__Direction__. In the listing that follows, count each line containing the string "περὶ" and report only the count.
:::::
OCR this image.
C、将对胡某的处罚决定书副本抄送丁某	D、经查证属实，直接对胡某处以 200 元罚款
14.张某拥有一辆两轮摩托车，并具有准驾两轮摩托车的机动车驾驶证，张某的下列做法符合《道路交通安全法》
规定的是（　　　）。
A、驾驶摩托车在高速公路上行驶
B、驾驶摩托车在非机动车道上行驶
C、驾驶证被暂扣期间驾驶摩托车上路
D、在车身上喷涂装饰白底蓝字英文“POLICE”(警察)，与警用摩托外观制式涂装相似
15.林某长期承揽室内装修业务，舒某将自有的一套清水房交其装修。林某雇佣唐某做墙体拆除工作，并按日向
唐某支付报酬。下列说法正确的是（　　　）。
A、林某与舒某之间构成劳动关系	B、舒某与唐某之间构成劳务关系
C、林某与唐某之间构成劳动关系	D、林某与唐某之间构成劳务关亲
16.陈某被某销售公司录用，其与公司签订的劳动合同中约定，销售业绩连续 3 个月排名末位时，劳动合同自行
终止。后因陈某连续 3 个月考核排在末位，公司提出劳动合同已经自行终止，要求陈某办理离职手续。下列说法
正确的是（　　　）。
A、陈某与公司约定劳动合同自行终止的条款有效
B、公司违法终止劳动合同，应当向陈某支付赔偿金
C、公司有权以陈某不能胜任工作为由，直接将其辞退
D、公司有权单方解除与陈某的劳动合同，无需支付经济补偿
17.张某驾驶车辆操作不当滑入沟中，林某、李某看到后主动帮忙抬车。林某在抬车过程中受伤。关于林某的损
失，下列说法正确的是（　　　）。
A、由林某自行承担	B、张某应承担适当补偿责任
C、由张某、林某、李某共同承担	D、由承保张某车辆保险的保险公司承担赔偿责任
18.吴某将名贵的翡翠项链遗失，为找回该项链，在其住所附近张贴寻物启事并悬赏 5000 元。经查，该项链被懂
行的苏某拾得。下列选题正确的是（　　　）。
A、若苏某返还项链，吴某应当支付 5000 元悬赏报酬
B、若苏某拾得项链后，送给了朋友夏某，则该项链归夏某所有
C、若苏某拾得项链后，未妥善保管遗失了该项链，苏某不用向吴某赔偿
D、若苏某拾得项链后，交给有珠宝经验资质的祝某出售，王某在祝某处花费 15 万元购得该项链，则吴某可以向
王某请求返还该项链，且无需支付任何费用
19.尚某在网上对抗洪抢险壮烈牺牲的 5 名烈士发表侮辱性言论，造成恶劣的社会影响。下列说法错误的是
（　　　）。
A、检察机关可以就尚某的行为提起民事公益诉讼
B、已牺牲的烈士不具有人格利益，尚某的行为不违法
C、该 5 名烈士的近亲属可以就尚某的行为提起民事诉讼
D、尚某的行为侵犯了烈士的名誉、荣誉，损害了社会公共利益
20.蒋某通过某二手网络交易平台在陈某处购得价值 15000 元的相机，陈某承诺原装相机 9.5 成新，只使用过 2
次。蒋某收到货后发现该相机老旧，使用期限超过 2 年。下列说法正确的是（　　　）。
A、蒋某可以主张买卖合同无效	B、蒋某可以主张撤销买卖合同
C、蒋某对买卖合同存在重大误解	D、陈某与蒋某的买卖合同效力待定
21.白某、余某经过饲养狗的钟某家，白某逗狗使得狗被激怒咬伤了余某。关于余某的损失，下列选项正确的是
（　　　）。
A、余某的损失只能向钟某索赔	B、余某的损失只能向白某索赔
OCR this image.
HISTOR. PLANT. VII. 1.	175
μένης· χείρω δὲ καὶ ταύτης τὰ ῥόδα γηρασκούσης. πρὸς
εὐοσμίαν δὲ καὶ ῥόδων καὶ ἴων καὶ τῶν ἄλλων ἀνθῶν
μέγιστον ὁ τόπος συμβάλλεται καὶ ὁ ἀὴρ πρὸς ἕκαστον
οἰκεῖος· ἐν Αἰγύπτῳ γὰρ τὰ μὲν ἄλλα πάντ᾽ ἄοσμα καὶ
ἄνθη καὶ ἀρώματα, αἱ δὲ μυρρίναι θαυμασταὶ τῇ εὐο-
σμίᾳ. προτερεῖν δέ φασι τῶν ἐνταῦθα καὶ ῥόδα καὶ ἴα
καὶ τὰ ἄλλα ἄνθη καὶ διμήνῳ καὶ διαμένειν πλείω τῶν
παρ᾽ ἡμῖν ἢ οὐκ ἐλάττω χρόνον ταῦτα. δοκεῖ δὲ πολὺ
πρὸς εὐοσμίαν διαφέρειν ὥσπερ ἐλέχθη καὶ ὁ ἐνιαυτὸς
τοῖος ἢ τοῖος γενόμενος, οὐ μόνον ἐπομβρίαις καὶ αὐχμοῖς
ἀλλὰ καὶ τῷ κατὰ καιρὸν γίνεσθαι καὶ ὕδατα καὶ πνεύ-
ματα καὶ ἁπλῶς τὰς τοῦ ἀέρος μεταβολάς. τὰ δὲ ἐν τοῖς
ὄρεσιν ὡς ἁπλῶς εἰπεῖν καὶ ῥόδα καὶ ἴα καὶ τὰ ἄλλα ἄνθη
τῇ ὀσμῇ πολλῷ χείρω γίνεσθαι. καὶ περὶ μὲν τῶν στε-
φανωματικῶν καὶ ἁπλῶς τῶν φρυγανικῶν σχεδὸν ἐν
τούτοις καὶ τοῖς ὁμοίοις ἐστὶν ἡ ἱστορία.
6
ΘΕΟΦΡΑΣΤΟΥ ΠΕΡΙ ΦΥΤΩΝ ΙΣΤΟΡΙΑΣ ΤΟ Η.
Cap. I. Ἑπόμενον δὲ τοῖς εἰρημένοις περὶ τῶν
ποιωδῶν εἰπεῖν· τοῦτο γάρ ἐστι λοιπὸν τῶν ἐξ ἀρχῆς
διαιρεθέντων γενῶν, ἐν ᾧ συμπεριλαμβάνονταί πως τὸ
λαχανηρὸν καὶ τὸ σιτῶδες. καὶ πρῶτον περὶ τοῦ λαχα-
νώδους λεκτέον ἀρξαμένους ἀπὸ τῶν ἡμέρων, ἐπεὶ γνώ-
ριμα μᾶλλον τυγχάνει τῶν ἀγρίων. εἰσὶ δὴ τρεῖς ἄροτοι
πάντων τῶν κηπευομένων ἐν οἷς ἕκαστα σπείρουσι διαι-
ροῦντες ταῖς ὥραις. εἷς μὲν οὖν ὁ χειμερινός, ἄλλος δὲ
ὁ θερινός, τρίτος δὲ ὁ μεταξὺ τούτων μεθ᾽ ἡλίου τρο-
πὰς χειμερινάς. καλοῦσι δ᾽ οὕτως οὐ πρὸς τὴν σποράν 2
:::::
__Solution for this task__. 3